* _Task instructions_: Look over the lines below. Report each one that includes the string "auction".

* _Data shown_:
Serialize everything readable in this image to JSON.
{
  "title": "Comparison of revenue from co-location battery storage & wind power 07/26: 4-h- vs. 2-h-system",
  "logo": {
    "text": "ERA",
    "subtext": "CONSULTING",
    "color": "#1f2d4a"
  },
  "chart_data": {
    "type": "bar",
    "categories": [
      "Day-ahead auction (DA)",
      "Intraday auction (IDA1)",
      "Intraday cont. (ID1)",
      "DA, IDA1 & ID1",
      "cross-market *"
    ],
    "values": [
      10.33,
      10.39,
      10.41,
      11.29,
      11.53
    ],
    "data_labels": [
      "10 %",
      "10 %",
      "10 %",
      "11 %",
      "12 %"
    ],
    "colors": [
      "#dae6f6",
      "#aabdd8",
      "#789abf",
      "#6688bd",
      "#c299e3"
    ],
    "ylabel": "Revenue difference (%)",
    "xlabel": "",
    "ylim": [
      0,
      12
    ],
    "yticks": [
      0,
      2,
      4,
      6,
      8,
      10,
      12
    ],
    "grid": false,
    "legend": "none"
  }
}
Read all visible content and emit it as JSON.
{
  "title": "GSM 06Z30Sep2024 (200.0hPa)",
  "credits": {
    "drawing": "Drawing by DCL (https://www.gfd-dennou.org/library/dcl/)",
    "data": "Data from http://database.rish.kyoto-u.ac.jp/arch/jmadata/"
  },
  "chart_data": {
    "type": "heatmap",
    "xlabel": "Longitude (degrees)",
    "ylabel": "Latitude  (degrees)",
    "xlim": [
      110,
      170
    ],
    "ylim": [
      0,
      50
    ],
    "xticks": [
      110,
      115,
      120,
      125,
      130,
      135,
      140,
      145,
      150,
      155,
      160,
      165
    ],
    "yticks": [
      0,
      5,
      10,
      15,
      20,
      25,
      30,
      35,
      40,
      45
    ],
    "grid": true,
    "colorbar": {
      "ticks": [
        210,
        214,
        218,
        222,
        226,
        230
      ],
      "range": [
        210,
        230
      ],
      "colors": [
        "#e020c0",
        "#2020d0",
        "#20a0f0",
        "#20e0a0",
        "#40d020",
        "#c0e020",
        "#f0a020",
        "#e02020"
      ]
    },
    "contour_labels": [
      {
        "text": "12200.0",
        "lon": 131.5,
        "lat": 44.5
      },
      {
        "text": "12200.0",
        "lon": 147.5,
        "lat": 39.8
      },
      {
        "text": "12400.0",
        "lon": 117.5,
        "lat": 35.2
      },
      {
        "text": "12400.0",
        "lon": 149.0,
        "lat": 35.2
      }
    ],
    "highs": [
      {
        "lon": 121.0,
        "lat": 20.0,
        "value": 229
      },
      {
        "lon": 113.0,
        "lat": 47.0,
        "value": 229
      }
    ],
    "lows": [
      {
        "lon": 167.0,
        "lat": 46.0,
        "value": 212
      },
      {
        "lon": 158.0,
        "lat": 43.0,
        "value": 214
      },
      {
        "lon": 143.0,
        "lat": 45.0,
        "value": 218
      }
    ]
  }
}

* _Solution to this task_:
      "Day-ahead auction (DA)",
      "Intraday auction (IDA1)",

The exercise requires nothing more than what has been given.